> [Given data]
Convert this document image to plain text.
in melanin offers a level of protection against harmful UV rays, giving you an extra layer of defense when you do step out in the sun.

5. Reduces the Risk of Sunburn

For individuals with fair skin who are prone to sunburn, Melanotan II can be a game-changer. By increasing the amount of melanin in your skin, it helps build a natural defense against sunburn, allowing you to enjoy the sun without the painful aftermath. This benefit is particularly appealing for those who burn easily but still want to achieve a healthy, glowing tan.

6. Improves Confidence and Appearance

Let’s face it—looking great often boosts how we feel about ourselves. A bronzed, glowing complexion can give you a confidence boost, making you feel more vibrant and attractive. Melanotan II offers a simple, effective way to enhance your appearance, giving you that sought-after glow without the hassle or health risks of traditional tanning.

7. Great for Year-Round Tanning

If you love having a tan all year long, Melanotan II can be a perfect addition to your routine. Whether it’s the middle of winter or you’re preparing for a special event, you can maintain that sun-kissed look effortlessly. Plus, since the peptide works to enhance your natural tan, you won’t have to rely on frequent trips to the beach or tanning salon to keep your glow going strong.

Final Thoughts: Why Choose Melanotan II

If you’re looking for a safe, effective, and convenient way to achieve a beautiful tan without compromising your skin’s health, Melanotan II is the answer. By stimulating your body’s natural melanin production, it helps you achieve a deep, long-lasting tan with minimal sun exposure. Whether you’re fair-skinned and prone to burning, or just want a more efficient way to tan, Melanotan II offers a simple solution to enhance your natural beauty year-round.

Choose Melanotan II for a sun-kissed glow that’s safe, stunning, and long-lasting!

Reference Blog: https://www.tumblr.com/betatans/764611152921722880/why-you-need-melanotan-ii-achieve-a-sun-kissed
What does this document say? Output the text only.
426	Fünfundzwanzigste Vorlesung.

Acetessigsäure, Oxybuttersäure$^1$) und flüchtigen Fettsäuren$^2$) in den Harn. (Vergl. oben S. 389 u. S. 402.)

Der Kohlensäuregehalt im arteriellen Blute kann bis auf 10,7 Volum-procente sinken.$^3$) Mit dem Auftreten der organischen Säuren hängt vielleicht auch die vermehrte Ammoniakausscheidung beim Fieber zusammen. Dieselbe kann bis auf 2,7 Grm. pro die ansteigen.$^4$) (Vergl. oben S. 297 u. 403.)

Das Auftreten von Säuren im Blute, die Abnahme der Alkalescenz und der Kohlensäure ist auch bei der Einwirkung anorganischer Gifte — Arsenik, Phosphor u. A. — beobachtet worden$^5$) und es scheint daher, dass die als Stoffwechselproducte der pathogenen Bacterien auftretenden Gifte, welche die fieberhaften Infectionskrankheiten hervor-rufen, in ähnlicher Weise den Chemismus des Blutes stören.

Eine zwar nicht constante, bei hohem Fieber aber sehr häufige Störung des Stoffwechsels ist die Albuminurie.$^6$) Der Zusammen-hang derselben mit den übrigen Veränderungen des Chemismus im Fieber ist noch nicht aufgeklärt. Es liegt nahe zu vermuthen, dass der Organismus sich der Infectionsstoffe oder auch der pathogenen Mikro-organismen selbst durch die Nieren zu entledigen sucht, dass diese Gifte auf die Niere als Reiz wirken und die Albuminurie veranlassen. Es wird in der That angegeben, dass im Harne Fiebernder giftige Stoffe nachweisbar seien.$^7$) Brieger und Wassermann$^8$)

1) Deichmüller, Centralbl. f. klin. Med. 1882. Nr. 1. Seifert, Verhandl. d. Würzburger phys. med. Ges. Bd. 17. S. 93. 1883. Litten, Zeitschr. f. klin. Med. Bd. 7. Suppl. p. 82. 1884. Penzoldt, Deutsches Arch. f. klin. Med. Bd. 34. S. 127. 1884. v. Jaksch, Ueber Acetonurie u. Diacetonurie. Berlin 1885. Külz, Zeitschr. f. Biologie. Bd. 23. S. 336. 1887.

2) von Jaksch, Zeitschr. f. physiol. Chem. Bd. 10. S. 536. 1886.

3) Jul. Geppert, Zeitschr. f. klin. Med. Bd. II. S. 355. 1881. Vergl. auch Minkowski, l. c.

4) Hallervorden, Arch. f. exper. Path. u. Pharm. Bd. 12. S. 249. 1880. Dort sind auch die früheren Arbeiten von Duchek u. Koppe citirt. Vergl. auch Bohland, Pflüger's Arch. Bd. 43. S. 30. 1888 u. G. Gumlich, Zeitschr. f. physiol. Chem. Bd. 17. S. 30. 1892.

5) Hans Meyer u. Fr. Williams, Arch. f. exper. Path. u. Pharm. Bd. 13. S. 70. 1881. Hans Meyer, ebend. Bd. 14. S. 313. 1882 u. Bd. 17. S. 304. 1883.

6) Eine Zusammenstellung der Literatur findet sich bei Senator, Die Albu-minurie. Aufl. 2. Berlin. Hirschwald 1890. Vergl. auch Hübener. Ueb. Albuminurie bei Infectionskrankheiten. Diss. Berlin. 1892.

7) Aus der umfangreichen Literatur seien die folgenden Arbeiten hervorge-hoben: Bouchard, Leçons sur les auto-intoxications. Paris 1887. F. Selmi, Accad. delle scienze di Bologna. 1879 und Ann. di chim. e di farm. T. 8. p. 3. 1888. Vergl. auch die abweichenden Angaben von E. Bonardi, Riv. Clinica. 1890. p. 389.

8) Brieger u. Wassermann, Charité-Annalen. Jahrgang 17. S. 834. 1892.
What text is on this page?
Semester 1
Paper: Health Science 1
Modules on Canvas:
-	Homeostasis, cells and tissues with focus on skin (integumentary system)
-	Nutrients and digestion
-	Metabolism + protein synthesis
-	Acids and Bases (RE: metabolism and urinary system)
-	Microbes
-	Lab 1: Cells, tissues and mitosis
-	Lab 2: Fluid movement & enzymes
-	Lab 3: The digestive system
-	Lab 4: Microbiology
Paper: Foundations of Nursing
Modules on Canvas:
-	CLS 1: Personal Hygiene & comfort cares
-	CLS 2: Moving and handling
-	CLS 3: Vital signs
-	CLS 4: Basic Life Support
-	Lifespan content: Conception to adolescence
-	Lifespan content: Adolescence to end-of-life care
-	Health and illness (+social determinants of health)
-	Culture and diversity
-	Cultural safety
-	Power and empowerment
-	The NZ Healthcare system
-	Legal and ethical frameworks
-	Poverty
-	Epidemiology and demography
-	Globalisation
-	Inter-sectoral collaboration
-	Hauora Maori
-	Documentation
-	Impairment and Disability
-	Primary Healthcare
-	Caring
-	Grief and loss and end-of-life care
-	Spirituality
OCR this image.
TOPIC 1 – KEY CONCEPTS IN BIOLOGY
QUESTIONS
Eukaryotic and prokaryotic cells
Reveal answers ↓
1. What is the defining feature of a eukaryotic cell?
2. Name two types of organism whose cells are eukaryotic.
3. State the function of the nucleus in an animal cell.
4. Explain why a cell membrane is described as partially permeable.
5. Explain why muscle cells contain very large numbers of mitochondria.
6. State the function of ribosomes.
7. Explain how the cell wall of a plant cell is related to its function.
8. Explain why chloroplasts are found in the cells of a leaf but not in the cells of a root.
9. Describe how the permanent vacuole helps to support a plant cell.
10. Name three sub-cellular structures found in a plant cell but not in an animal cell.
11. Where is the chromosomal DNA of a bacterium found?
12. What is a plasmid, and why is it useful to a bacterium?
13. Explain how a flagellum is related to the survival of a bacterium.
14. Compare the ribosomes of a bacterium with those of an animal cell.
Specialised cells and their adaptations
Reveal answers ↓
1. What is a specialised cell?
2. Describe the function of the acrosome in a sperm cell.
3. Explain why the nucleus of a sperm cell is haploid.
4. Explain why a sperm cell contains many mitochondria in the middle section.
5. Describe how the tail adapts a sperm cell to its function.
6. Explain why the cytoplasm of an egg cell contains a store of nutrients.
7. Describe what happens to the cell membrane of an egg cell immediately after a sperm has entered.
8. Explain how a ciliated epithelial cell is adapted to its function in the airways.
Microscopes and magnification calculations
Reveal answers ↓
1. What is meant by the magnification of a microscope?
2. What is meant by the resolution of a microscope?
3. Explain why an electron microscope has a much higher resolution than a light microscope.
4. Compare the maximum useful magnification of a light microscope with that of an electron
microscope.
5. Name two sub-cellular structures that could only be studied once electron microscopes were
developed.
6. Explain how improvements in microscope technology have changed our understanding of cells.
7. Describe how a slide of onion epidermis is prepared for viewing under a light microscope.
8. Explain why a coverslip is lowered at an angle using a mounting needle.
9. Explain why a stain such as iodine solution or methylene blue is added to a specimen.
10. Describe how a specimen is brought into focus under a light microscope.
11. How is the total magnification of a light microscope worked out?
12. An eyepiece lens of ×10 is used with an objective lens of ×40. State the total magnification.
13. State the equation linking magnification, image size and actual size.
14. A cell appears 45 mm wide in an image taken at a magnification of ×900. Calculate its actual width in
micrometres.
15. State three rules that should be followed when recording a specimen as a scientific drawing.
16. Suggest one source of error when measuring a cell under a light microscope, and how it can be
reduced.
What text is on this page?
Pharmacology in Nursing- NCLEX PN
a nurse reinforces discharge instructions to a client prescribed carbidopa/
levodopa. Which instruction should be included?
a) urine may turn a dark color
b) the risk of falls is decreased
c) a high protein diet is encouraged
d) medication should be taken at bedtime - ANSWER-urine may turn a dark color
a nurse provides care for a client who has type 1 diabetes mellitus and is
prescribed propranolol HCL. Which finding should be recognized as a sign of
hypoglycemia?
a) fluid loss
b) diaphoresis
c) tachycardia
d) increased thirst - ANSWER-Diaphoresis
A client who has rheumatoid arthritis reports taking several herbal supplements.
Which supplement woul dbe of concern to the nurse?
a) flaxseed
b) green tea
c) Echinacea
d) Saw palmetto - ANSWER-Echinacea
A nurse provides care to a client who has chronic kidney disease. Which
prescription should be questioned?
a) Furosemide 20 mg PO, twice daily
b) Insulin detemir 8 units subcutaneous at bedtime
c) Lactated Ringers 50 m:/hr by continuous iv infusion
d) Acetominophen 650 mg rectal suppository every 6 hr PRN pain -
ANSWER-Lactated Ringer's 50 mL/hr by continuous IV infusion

> [Assigned task]
Locate the word "turn" in the data above. Copy every line carrying it.

> [Response area]
a) urine may turn a dark color
d) medication should be taken at bedtime - ANSWER-urine may turn a dark color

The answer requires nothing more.